→ **Task description**
Only the pictures stay out; every record is to be quoted exactly.

[Records from a data source]
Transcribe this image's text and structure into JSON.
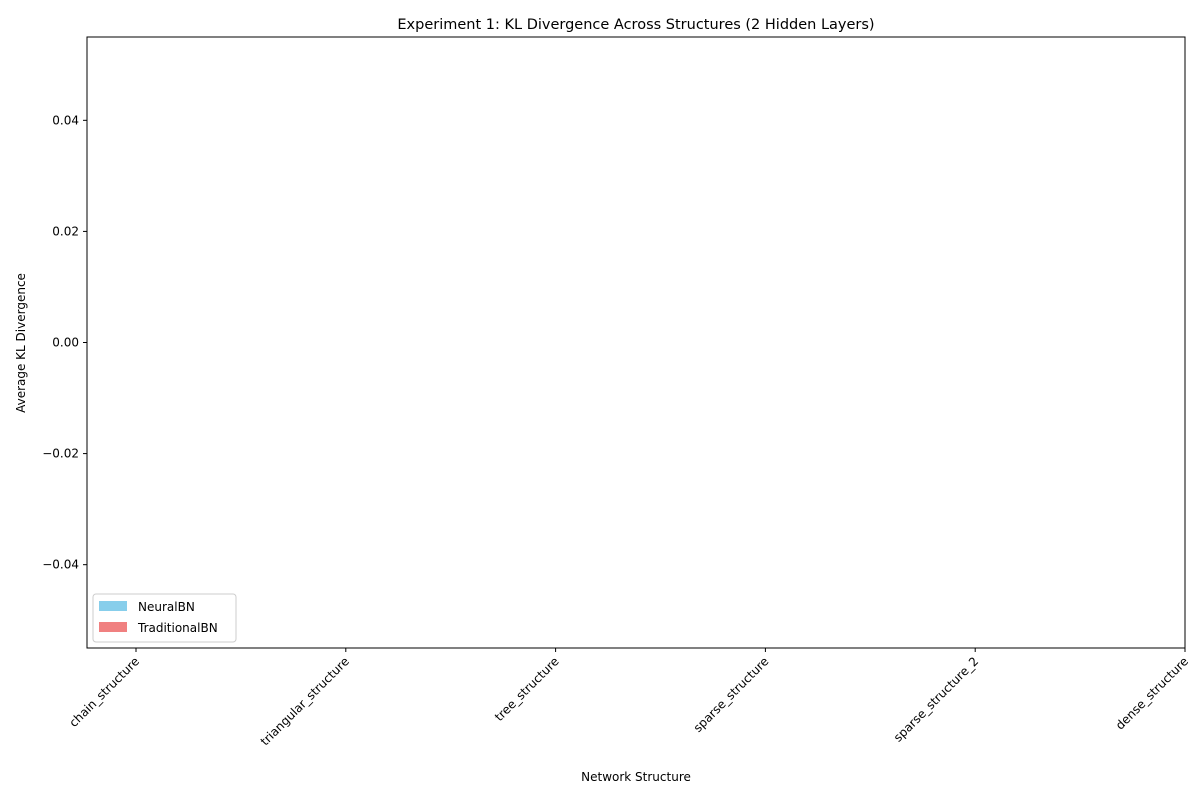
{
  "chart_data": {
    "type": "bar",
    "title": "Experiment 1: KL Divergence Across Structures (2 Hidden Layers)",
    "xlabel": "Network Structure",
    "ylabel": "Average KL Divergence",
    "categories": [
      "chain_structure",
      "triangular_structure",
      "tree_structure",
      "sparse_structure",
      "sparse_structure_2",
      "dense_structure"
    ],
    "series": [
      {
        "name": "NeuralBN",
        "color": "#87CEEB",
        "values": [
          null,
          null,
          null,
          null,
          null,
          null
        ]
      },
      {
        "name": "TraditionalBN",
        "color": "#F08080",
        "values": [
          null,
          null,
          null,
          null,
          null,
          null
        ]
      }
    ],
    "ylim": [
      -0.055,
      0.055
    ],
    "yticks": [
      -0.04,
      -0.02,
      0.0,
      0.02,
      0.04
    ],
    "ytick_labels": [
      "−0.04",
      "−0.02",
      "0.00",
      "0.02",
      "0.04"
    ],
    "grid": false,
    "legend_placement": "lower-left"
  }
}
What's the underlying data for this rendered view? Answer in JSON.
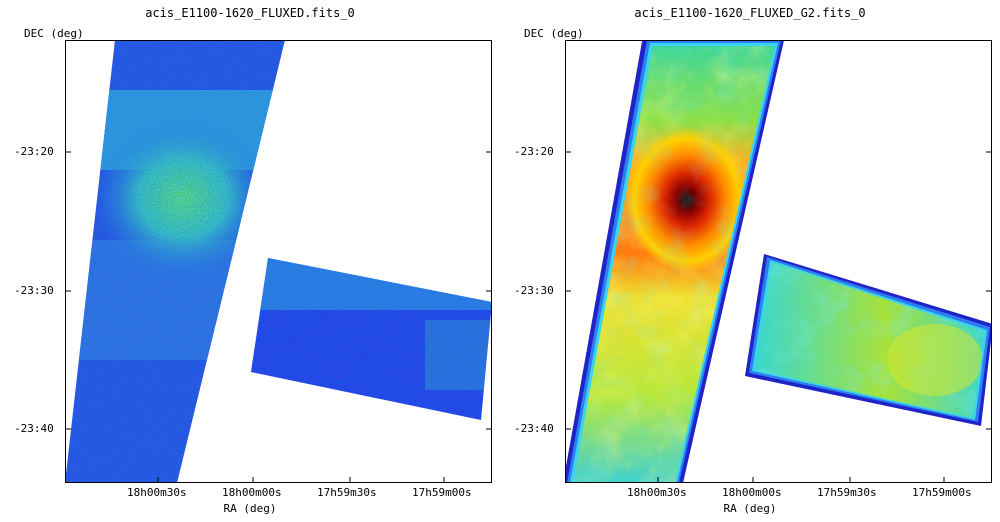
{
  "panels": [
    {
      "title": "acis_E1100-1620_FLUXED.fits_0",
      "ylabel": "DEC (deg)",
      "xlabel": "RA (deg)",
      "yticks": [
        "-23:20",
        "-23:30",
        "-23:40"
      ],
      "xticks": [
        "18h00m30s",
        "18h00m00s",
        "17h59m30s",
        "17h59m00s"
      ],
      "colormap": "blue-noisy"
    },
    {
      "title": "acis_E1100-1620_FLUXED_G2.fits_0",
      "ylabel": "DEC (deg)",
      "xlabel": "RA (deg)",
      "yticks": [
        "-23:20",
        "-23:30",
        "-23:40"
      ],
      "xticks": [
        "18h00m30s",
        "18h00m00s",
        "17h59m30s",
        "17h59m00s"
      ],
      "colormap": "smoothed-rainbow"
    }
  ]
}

→ **Result for this task**
Transcribe this image's text and structure into JSON.
{
  "chart_data": {
    "type": "bar",
    "title": "Experiment 1: KL Divergence Across Structures (2 Hidden Layers)",
    "xlabel": "Network Structure",
    "ylabel": "Average KL Divergence",
    "categories": [
      "chain_structure",
      "triangular_structure",
      "tree_structure",
      "sparse_structure",
      "sparse_structure_2",
      "dense_structure"
    ],
    "series": [
      {
        "name": "NeuralBN",
        "color": "#87CEEB",
        "values": [
          null,
          null,
          null,
          null,
          null,
          null
        ]
      },
      {
        "name": "TraditionalBN",
        "color": "#F08080",
        "values": [
          null,
          null,
          null,
          null,
          null,
          null
        ]
      }
    ],
    "ylim": [
      -0.055,
      0.055
    ],
    "yticks": [
      -0.04,
      -0.02,
      0.0,
      0.02,
      0.04
    ],
    "ytick_labels": [
      "−0.04",
      "−0.02",
      "0.00",
      "0.02",
      "0.04"
    ],
    "grid": false,
    "legend_placement": "lower-left"
  }
}
What's the underlying data for this rendered view? Answer in JSON.
{
  "panels": [
    {
      "title": "acis_E1100-1620_FLUXED.fits_0",
      "ylabel": "DEC (deg)",
      "xlabel": "RA (deg)",
      "yticks": [
        "-23:20",
        "-23:30",
        "-23:40"
      ],
      "xticks": [
        "18h00m30s",
        "18h00m00s",
        "17h59m30s",
        "17h59m00s"
      ],
      "colormap": "blue-noisy"
    },
    {
      "title": "acis_E1100-1620_FLUXED_G2.fits_0",
      "ylabel": "DEC (deg)",
      "xlabel": "RA (deg)",
      "yticks": [
        "-23:20",
        "-23:30",
        "-23:40"
      ],
      "xticks": [
        "18h00m30s",
        "18h00m00s",
        "17h59m30s",
        "17h59m00s"
      ],
      "colormap": "smoothed-rainbow"
    }
  ]
}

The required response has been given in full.